## Text section

======

Background: Obstructive lung disease (OLD) is an important cause of morbidity and mortality in the US adult population. Potentially treatable mild cases of OLD often go undetected. This analysis determines the national estimates of reported OLD and low lung function in the US adult population.
Methods: We examined data from the Third National Health and Nutrition Examination Survey (NHANES III), a multistage probability representative sample of the US population. A total of 20,050 US adults participated in NHANES III from 1988 to 1994. Our main outcome measures were low lung function (a condition determined to be present if the forced expiratory volume in 1 second-forced vital capacity ratio was less than 0.7 and the forced expiratory volume in 1 second was less than 80% of the predicted value), a physician diagnosis of OLD (chronic bronchitis, asthma, or emphysema), and respiratory symptoms.

======

## Required actions
[1] Name every condition that the lung disease abstract counts as a physician diagnosis of obstructive lung disease.
[2] Answer these questions from the lung disease abstract, one line each:
(a) According to the background, what kind of obstructive lung disease cases often go undetected?
(b) How many US adults took part in NHANES III?
(c) Over which years did NHANES III take place?
[3] Carry the obstructive lung disease abstract forward, starting after its sentence on the main outcome measures.
The records come from a different source than the text above.

======

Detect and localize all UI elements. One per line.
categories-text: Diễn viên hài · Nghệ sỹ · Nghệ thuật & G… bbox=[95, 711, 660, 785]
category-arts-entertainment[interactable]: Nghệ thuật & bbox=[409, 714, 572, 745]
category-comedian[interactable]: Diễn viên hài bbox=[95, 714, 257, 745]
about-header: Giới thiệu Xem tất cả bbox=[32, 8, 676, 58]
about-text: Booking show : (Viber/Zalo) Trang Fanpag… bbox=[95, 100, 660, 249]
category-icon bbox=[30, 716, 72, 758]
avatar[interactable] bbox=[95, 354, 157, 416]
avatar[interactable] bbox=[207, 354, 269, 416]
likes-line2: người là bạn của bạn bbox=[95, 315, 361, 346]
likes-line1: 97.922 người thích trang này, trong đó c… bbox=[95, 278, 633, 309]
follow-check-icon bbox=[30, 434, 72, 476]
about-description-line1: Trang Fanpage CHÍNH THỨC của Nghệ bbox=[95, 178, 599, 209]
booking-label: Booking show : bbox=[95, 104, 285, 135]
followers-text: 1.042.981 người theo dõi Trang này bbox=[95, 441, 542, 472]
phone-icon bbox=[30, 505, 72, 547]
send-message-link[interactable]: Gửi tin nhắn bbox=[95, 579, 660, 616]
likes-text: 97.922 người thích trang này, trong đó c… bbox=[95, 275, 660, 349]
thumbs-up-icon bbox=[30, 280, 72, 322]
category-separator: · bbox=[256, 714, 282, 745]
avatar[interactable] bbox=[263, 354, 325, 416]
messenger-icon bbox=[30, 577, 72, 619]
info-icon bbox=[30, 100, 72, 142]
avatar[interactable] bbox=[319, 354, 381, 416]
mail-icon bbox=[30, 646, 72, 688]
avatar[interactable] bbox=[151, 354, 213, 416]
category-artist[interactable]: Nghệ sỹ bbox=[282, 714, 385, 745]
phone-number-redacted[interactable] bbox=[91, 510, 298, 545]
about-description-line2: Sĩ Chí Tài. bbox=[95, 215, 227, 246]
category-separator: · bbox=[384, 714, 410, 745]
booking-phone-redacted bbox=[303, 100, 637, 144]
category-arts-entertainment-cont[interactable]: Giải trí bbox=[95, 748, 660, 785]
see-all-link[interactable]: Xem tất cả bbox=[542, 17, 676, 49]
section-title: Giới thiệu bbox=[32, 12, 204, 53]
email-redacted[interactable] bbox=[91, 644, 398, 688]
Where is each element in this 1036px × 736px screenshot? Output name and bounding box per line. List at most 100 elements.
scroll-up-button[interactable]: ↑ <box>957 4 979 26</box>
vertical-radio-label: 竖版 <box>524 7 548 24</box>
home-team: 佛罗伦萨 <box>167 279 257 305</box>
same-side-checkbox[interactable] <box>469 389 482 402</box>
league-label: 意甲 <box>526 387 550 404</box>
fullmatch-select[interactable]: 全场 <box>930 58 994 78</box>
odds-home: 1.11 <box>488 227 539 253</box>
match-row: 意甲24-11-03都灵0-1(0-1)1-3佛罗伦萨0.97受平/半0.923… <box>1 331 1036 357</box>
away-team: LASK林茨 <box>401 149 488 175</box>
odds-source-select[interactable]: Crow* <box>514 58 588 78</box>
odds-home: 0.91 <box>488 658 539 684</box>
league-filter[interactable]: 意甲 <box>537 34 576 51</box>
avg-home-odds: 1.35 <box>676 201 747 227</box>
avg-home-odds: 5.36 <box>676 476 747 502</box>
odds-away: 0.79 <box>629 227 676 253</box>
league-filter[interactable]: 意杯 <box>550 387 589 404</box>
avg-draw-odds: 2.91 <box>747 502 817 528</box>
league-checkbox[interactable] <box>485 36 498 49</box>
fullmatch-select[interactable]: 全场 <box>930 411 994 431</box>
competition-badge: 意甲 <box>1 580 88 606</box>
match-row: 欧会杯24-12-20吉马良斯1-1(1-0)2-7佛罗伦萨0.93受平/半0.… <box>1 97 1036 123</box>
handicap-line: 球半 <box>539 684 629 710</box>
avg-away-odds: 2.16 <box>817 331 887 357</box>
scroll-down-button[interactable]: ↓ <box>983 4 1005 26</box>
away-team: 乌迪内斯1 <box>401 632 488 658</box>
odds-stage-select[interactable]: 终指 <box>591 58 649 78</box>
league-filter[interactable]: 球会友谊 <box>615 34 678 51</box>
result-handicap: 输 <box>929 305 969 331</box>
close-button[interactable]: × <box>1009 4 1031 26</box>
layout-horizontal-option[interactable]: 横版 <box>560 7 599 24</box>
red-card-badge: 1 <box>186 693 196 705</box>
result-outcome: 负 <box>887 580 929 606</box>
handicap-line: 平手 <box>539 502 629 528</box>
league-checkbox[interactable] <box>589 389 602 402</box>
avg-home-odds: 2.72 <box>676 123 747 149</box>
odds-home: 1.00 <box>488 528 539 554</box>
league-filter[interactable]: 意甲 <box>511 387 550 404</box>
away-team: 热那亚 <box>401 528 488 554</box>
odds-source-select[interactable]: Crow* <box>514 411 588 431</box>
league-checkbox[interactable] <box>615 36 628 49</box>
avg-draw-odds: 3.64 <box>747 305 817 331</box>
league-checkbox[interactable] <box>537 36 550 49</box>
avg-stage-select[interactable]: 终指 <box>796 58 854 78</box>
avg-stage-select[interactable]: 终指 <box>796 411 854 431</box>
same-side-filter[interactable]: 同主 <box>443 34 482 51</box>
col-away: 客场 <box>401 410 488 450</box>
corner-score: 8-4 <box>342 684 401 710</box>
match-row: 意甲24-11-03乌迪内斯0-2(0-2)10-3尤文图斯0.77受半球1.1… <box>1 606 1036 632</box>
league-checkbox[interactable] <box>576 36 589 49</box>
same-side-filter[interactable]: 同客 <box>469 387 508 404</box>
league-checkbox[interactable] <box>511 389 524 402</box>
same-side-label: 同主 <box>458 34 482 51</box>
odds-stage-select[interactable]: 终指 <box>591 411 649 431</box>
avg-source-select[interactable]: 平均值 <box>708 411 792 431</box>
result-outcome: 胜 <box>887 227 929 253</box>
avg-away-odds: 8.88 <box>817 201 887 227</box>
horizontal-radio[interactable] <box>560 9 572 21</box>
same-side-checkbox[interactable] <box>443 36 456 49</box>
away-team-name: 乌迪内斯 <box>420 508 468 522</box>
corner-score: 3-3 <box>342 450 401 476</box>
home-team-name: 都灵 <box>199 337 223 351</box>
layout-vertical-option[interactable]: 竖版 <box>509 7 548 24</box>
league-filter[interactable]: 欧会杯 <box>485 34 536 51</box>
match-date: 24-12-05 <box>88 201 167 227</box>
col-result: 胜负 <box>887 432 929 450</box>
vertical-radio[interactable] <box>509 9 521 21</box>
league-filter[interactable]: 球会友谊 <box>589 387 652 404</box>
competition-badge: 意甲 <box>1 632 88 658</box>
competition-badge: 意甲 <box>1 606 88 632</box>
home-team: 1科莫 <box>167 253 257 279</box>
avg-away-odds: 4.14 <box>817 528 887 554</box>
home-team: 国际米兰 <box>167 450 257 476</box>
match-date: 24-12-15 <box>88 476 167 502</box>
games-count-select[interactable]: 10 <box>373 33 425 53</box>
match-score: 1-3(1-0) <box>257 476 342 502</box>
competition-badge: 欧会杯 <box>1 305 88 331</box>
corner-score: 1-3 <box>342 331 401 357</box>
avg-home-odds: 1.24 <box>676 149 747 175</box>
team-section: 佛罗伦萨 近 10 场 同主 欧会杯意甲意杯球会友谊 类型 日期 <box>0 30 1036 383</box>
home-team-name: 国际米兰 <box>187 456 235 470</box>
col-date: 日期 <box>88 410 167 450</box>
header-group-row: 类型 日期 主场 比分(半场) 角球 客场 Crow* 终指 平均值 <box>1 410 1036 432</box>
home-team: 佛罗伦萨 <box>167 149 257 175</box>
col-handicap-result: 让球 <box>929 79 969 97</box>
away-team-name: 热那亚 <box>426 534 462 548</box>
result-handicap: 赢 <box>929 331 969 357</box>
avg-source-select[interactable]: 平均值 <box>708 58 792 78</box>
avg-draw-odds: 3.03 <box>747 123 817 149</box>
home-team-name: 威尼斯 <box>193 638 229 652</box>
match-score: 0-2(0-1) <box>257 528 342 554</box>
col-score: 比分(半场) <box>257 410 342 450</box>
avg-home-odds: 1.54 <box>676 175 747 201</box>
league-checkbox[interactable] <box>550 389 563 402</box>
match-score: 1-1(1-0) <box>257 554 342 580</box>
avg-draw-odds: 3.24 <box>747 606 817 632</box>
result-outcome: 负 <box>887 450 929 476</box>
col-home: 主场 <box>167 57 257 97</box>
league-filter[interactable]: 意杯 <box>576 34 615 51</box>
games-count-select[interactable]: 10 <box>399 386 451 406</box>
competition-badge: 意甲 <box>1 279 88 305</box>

======

## Task-by-task results
[1] Chronic bronchitis, asthma, emphysema

[2]
(a) Potentially treatable mild cases
(b) 20,050
(c) 1988 to 1994

[3]
Results: Overall a mean (SE) of 6.8% (0.3%) of the population had low lung function, and 8.5% (0.3%) of the population reported OLD. Obstructive lung disease (age-adjusted to study population) was currently reported among 12.5% (0.7%) of current smokers, 9.4% (0.6%) of former smokers, 3.1% (1.1%) of pipe or cigar smokers, and 5.8% (0.4%) of never smokers. Surprisingly, 63.3% (0.2%) of the subjects with documented low lung function had no prior or current reported diagnosis of any OLD.
Conclusions: This study demonstrates that OLD is present in a substantive number of US adults. In addition, many US adults have low lung function but no reported OLD diagnosis, which may indicate the presence of undiagnosed lung disease.